## EXERCISE
Pick out each line containing the string "original" and copy it.
BEGIN RECORDS SHOWN
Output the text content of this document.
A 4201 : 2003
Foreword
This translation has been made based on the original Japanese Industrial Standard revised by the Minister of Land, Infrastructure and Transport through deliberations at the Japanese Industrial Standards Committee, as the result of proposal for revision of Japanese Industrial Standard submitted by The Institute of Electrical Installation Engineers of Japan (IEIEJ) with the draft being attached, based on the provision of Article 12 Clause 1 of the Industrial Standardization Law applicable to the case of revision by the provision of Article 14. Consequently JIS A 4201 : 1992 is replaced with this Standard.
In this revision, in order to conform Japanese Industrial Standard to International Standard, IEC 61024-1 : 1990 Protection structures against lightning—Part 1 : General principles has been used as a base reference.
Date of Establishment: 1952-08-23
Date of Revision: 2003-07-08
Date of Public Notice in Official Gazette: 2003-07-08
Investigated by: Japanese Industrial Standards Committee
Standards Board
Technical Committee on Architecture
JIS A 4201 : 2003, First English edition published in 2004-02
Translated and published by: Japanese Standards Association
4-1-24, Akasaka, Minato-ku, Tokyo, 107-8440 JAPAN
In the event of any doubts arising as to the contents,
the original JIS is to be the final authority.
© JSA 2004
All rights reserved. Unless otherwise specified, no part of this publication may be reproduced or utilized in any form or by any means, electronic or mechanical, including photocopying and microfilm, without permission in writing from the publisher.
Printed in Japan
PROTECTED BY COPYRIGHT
END RECORDS SHOWN
## RESULT BELOW
This translation has been made based on the original Japanese Industrial Standard revised by the Minister of Land, Infrastructure and Transport through deliberations at the Japanese Industrial Standards Committee, as the result of proposal for revision of Japanese Industrial Standard submitted by The Institute of Electrical Installation Engineers of Japan (IEIEJ) with the draft being attached, based on the provision of Article 12 Clause 1 of the Industrial Standardization Law applicable to the case of revision by the provision of Article 14. Consequently JIS A 4201 : 1992 is replaced with this Standard.
the original JIS is to be the final authority.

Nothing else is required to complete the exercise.